Raw data:
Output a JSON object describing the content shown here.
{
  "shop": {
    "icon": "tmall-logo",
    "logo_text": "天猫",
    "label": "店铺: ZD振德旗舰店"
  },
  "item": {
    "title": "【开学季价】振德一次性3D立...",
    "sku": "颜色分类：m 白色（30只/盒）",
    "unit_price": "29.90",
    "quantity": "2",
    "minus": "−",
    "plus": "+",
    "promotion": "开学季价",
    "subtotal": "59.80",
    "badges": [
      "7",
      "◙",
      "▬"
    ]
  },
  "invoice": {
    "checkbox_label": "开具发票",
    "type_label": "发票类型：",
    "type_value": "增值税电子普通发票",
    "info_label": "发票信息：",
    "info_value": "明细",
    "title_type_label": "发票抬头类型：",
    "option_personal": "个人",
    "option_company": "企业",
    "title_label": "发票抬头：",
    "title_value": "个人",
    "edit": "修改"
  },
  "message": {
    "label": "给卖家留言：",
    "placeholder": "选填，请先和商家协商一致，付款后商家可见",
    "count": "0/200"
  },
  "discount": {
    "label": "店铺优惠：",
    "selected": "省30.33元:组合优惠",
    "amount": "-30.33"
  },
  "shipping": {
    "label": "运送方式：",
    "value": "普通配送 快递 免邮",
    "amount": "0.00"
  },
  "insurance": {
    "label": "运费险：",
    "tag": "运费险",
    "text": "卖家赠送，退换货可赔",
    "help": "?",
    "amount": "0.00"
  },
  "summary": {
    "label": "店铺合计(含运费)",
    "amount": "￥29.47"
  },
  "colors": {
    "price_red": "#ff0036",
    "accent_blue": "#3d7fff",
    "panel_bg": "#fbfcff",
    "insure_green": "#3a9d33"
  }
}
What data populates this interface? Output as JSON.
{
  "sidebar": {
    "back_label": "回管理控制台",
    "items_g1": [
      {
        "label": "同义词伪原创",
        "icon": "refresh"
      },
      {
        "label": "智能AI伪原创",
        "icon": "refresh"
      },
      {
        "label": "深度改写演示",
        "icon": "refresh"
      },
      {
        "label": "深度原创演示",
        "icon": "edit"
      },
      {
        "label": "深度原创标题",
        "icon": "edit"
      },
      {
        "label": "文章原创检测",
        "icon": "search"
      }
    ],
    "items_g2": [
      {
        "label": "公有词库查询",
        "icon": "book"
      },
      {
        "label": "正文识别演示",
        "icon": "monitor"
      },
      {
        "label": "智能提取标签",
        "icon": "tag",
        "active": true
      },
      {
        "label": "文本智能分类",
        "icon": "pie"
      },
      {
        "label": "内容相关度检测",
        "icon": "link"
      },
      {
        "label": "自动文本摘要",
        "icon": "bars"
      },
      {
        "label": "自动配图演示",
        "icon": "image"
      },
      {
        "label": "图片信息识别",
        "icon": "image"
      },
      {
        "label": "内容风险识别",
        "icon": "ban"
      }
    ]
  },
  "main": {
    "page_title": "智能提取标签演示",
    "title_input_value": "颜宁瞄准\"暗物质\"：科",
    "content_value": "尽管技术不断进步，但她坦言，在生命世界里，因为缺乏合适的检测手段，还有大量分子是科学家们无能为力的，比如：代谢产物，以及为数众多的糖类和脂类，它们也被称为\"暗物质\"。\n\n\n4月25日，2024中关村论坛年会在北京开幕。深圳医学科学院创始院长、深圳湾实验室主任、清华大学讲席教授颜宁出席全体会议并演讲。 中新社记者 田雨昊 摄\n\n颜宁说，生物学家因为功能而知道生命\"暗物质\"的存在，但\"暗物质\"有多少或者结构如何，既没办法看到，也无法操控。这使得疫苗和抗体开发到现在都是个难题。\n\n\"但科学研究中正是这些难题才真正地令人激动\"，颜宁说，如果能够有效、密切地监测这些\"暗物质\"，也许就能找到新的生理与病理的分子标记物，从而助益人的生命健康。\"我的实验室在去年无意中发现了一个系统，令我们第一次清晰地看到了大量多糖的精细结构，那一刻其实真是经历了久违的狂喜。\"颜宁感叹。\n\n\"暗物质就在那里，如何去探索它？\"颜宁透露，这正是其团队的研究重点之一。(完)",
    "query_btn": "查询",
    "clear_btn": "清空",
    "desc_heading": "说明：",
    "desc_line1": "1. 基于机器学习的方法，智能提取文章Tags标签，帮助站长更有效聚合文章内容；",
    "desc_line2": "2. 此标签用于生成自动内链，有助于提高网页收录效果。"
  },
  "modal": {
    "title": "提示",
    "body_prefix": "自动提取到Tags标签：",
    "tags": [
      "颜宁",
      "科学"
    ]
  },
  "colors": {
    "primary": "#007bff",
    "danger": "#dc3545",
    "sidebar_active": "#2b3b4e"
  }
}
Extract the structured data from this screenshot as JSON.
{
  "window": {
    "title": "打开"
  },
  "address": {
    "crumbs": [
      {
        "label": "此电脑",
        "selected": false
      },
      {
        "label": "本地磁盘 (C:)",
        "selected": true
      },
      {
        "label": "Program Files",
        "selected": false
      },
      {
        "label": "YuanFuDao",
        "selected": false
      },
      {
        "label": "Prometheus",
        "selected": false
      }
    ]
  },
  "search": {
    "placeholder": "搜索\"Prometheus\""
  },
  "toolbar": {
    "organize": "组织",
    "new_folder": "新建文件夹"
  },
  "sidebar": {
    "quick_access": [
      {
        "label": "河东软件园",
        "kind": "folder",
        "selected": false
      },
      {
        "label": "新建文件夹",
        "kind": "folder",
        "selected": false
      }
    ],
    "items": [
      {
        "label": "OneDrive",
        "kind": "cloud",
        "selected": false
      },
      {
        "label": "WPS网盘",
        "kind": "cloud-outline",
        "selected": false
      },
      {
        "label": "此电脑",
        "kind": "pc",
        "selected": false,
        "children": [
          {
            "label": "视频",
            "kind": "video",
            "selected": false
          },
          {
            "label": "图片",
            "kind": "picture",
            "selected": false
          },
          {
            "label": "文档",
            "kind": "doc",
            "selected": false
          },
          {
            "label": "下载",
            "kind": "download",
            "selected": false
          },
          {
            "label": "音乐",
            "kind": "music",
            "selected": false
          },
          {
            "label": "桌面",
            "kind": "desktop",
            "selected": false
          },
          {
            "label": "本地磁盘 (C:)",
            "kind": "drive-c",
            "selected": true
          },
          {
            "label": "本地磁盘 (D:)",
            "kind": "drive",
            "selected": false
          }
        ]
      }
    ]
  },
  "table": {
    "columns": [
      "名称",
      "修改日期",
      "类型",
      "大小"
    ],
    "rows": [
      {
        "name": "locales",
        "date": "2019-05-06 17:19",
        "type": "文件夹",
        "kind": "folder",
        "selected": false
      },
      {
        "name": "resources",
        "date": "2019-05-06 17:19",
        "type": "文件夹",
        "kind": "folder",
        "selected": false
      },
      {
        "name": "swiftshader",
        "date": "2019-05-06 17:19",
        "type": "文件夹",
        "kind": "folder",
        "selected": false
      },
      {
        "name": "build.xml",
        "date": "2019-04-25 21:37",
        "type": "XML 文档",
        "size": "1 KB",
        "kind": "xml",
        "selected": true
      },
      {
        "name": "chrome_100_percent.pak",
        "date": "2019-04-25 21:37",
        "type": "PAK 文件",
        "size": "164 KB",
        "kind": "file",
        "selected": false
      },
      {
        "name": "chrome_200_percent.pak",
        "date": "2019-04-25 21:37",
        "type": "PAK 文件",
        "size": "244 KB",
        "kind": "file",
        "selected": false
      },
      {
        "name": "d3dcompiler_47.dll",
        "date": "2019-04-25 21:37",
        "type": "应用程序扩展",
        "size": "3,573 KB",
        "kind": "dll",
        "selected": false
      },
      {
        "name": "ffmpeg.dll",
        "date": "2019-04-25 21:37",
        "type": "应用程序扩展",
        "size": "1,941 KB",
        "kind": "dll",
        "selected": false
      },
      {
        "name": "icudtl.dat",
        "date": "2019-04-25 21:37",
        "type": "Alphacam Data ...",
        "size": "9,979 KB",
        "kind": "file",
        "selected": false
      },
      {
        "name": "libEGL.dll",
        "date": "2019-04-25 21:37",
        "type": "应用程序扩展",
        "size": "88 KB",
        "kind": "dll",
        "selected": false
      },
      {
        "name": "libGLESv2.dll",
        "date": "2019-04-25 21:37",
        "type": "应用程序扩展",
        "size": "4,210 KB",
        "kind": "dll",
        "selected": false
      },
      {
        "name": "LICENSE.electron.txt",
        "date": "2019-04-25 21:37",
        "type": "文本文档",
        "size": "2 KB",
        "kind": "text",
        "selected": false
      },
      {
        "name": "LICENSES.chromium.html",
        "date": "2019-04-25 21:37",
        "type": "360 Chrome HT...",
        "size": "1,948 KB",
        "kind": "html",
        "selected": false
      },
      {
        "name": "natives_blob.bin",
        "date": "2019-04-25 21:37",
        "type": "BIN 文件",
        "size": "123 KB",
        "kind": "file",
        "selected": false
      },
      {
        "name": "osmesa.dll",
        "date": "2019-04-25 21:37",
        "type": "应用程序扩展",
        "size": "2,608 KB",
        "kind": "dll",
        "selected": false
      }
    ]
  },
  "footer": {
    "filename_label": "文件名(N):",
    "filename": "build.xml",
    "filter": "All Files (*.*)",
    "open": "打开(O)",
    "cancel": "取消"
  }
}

What you should do: Copy every line above that includes the string "Output".

Answer to the task:
Output a JSON object describing the content shown here.
What data populates this interface? Output as JSON.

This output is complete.